• _AVAILABLE RECORDS_
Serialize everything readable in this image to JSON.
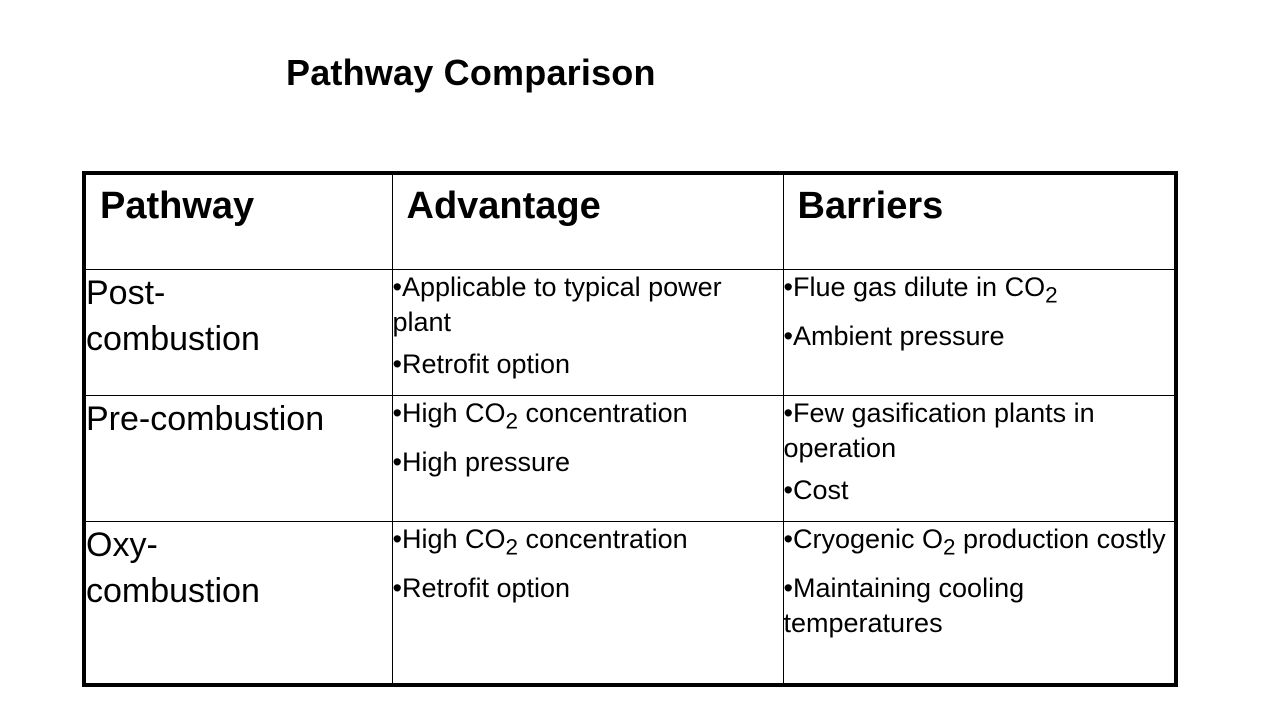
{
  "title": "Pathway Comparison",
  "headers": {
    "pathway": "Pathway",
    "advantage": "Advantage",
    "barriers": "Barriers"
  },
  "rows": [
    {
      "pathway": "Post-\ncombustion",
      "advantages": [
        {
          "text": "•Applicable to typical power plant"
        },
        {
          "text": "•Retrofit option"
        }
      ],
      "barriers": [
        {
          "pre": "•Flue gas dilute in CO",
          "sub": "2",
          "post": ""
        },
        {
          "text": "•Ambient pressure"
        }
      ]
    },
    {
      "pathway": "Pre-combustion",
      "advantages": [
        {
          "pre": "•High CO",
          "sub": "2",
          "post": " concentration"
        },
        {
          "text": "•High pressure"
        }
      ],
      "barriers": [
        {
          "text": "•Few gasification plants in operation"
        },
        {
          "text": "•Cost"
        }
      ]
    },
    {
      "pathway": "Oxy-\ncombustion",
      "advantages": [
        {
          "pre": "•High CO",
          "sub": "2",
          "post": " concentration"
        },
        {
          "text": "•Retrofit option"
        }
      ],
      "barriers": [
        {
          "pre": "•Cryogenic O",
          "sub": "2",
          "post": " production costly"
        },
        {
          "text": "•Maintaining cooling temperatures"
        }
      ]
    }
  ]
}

• _WRITTEN REQUEST_
Omit the pictures and give the material again, exactly and in full.

• _OUTPUT OF THE EXERCISE_
Serialize everything readable in this image to JSON.
{
  "title": "Pathway Comparison",
  "headers": {
    "pathway": "Pathway",
    "advantage": "Advantage",
    "barriers": "Barriers"
  },
  "rows": [
    {
      "pathway": "Post-\ncombustion",
      "advantages": [
        {
          "text": "•Applicable to typical power plant"
        },
        {
          "text": "•Retrofit option"
        }
      ],
      "barriers": [
        {
          "pre": "•Flue gas dilute in CO",
          "sub": "2",
          "post": ""
        },
        {
          "text": "•Ambient pressure"
        }
      ]
    },
    {
      "pathway": "Pre-combustion",
      "advantages": [
        {
          "pre": "•High CO",
          "sub": "2",
          "post": " concentration"
        },
        {
          "text": "•High pressure"
        }
      ],
      "barriers": [
        {
          "text": "•Few gasification plants in operation"
        },
        {
          "text": "•Cost"
        }
      ]
    },
    {
      "pathway": "Oxy-\ncombustion",
      "advantages": [
        {
          "pre": "•High CO",
          "sub": "2",
          "post": " concentration"
        },
        {
          "text": "•Retrofit option"
        }
      ],
      "barriers": [
        {
          "pre": "•Cryogenic O",
          "sub": "2",
          "post": " production costly"
        },
        {
          "text": "•Maintaining cooling temperatures"
        }
      ]
    }
  ]
}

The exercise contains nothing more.